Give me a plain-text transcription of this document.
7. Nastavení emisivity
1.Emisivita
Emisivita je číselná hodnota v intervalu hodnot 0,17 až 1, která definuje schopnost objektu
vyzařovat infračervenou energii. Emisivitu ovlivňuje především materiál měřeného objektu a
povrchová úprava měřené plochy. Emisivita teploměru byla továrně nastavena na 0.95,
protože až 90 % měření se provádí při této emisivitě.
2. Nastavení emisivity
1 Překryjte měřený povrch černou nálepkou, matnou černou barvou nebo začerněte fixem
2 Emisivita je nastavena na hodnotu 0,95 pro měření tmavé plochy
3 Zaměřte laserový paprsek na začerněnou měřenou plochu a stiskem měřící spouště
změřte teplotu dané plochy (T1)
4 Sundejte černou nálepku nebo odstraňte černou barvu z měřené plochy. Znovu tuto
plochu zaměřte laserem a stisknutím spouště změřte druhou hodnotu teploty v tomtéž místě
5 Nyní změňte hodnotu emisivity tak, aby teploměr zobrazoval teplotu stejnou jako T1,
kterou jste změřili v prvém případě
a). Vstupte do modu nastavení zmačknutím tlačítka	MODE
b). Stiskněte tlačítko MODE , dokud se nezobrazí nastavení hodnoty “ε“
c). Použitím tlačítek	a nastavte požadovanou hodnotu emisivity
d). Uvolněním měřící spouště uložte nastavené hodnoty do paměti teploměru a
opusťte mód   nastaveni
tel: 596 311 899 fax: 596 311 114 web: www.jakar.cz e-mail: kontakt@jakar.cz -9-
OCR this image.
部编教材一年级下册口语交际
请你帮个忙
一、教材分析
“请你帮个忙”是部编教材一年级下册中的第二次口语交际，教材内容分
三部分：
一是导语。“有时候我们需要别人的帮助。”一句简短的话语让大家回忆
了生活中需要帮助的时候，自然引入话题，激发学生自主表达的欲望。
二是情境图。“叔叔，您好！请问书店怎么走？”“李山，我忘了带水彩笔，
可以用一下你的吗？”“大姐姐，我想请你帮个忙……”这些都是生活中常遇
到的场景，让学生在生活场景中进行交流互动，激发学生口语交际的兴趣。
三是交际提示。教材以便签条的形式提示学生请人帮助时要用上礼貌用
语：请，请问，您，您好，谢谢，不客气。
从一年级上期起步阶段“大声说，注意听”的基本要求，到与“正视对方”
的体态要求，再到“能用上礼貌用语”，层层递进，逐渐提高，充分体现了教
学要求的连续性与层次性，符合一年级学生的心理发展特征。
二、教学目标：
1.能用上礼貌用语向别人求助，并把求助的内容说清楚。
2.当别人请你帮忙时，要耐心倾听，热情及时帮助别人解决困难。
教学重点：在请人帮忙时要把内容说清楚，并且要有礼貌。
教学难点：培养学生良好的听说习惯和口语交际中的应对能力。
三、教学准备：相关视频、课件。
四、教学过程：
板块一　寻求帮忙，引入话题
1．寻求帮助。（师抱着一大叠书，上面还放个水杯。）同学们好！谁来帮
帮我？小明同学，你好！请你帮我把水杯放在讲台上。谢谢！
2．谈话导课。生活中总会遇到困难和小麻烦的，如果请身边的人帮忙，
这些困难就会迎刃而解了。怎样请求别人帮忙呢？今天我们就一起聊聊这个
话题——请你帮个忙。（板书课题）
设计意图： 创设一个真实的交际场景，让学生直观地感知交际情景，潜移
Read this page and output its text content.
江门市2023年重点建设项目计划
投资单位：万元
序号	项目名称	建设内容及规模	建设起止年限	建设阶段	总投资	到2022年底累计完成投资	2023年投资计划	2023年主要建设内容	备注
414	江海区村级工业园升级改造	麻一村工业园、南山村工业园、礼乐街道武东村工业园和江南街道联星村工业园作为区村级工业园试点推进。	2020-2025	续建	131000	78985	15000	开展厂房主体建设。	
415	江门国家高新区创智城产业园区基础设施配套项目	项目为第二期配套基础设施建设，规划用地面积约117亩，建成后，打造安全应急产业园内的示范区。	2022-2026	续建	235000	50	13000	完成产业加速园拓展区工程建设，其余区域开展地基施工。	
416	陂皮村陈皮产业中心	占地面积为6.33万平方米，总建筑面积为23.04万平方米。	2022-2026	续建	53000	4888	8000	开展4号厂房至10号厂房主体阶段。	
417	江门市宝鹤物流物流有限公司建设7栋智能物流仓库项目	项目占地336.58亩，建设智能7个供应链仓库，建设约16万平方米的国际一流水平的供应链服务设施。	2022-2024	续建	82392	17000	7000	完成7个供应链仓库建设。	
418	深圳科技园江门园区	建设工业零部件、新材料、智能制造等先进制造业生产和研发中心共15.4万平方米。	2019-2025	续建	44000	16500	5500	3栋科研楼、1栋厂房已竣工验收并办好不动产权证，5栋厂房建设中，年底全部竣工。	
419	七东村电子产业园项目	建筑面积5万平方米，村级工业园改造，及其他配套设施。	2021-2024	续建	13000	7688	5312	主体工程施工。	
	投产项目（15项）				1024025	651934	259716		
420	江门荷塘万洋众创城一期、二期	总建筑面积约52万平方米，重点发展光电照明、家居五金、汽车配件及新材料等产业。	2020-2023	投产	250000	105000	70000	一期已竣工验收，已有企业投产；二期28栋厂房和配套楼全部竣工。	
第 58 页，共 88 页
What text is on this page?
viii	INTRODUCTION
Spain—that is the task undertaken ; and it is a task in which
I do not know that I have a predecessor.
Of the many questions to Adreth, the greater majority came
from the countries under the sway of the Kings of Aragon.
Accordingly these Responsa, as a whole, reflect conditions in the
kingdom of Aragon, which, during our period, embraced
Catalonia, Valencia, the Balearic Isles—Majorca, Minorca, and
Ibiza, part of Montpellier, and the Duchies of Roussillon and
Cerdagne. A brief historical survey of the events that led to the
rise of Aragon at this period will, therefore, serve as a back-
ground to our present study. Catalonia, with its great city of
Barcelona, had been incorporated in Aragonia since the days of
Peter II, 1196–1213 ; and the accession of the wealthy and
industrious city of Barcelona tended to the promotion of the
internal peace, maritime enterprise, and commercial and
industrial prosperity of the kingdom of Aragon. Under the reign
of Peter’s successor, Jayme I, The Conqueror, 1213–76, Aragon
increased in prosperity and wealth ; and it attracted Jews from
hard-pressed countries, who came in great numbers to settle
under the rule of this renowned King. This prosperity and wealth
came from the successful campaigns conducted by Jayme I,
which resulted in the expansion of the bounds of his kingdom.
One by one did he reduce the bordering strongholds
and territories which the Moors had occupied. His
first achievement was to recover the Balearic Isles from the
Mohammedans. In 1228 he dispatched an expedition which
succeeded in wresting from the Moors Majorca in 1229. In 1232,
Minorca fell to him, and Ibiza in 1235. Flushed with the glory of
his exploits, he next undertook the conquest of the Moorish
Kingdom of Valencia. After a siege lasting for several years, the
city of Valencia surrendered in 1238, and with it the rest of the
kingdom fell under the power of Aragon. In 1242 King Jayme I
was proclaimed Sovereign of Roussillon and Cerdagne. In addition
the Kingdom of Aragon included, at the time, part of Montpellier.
···
Task prompt: Please return the data above exactly as given.

Task response:
Give me a plain-text transcription of this document.
7. Nastavení emisivity
1.Emisivita
Emisivita je číselná hodnota v intervalu hodnot 0,17 až 1, která definuje schopnost objektu
vyzařovat infračervenou energii. Emisivitu ovlivňuje především materiál měřeného objektu a
povrchová úprava měřené plochy. Emisivita teploměru byla továrně nastavena na 0.95,
protože až 90 % měření se provádí při této emisivitě.
2. Nastavení emisivity
1 Překryjte měřený povrch černou nálepkou, matnou černou barvou nebo začerněte fixem
2 Emisivita je nastavena na hodnotu 0,95 pro měření tmavé plochy
3 Zaměřte laserový paprsek na začerněnou měřenou plochu a stiskem měřící spouště
změřte teplotu dané plochy (T1)
4 Sundejte černou nálepku nebo odstraňte černou barvu z měřené plochy. Znovu tuto
plochu zaměřte laserem a stisknutím spouště změřte druhou hodnotu teploty v tomtéž místě
5 Nyní změňte hodnotu emisivity tak, aby teploměr zobrazoval teplotu stejnou jako T1,
kterou jste změřili v prvém případě
a). Vstupte do modu nastavení zmačknutím tlačítka	MODE
b). Stiskněte tlačítko MODE , dokud se nezobrazí nastavení hodnoty “ε“
c). Použitím tlačítek	a nastavte požadovanou hodnotu emisivity
d). Uvolněním měřící spouště uložte nastavené hodnoty do paměti teploměru a
opusťte mód   nastaveni
tel: 596 311 899 fax: 596 311 114 web: www.jakar.cz e-mail: kontakt@jakar.cz -9-
OCR this image.
部编教材一年级下册口语交际
请你帮个忙
一、教材分析
“请你帮个忙”是部编教材一年级下册中的第二次口语交际，教材内容分
三部分：
一是导语。“有时候我们需要别人的帮助。”一句简短的话语让大家回忆
了生活中需要帮助的时候，自然引入话题，激发学生自主表达的欲望。
二是情境图。“叔叔，您好！请问书店怎么走？”“李山，我忘了带水彩笔，
可以用一下你的吗？”“大姐姐，我想请你帮个忙……”这些都是生活中常遇
到的场景，让学生在生活场景中进行交流互动，激发学生口语交际的兴趣。
三是交际提示。教材以便签条的形式提示学生请人帮助时要用上礼貌用
语：请，请问，您，您好，谢谢，不客气。
从一年级上期起步阶段“大声说，注意听”的基本要求，到与“正视对方”
的体态要求，再到“能用上礼貌用语”，层层递进，逐渐提高，充分体现了教
学要求的连续性与层次性，符合一年级学生的心理发展特征。
二、教学目标：
1.能用上礼貌用语向别人求助，并把求助的内容说清楚。
2.当别人请你帮忙时，要耐心倾听，热情及时帮助别人解决困难。
教学重点：在请人帮忙时要把内容说清楚，并且要有礼貌。
教学难点：培养学生良好的听说习惯和口语交际中的应对能力。
三、教学准备：相关视频、课件。
四、教学过程：
板块一　寻求帮忙，引入话题
1．寻求帮助。（师抱着一大叠书，上面还放个水杯。）同学们好！谁来帮
帮我？小明同学，你好！请你帮我把水杯放在讲台上。谢谢！
2．谈话导课。生活中总会遇到困难和小麻烦的，如果请身边的人帮忙，
这些困难就会迎刃而解了。怎样请求别人帮忙呢？今天我们就一起聊聊这个
话题——请你帮个忙。（板书课题）
设计意图： 创设一个真实的交际场景，让学生直观地感知交际情景，潜移
Read this page and output its text content.
江门市2023年重点建设项目计划
投资单位：万元
序号	项目名称	建设内容及规模	建设起止年限	建设阶段	总投资	到2022年底累计完成投资	2023年投资计划	2023年主要建设内容	备注
414	江海区村级工业园升级改造	麻一村工业园、南山村工业园、礼乐街道武东村工业园和江南街道联星村工业园作为区村级工业园试点推进。	2020-2025	续建	131000	78985	15000	开展厂房主体建设。	
415	江门国家高新区创智城产业园区基础设施配套项目	项目为第二期配套基础设施建设，规划用地面积约117亩，建成后，打造安全应急产业园内的示范区。	2022-2026	续建	235000	50	13000	完成产业加速园拓展区工程建设，其余区域开展地基施工。	
416	陂皮村陈皮产业中心	占地面积为6.33万平方米，总建筑面积为23.04万平方米。	2022-2026	续建	53000	4888	8000	开展4号厂房至10号厂房主体阶段。	
417	江门市宝鹤物流物流有限公司建设7栋智能物流仓库项目	项目占地336.58亩，建设智能7个供应链仓库，建设约16万平方米的国际一流水平的供应链服务设施。	2022-2024	续建	82392	17000	7000	完成7个供应链仓库建设。	
418	深圳科技园江门园区	建设工业零部件、新材料、智能制造等先进制造业生产和研发中心共15.4万平方米。	2019-2025	续建	44000	16500	5500	3栋科研楼、1栋厂房已竣工验收并办好不动产权证，5栋厂房建设中，年底全部竣工。	
419	七东村电子产业园项目	建筑面积5万平方米，村级工业园改造，及其他配套设施。	2021-2024	续建	13000	7688	5312	主体工程施工。	
	投产项目（15项）				1024025	651934	259716		
420	江门荷塘万洋众创城一期、二期	总建筑面积约52万平方米，重点发展光电照明、家居五金、汽车配件及新材料等产业。	2020-2023	投产	250000	105000	70000	一期已竣工验收，已有企业投产；二期28栋厂房和配套楼全部竣工。	
第 58 页，共 88 页
What text is on this page?
viii	INTRODUCTION
Spain—that is the task undertaken ; and it is a task in which
I do not know that I have a predecessor.
Of the many questions to Adreth, the greater majority came
from the countries under the sway of the Kings of Aragon.
Accordingly these Responsa, as a whole, reflect conditions in the
kingdom of Aragon, which, during our period, embraced
Catalonia, Valencia, the Balearic Isles—Majorca, Minorca, and
Ibiza, part of Montpellier, and the Duchies of Roussillon and
Cerdagne. A brief historical survey of the events that led to the
rise of Aragon at this period will, therefore, serve as a back-
ground to our present study. Catalonia, with its great city of
Barcelona, had been incorporated in Aragonia since the days of
Peter II, 1196–1213 ; and the accession of the wealthy and
industrious city of Barcelona tended to the promotion of the
internal peace, maritime enterprise, and commercial and
industrial prosperity of the kingdom of Aragon. Under the reign
of Peter’s successor, Jayme I, The Conqueror, 1213–76, Aragon
increased in prosperity and wealth ; and it attracted Jews from
hard-pressed countries, who came in great numbers to settle
under the rule of this renowned King. This prosperity and wealth
came from the successful campaigns conducted by Jayme I,
which resulted in the expansion of the bounds of his kingdom.
One by one did he reduce the bordering strongholds
and territories which the Moors had occupied. His
first achievement was to recover the Balearic Isles from the
Mohammedans. In 1228 he dispatched an expedition which
succeeded in wresting from the Moors Majorca in 1229. In 1232,
Minorca fell to him, and Ibiza in 1235. Flushed with the glory of
his exploits, he next undertook the conquest of the Moorish
Kingdom of Valencia. After a siege lasting for several years, the
city of Valencia surrendered in 1238, and with it the rest of the
kingdom fell under the power of Aragon. In 1242 King Jayme I
was proclaimed Sovereign of Roussillon and Cerdagne. In addition
the Kingdom of Aragon included, at the time, part of Montpellier.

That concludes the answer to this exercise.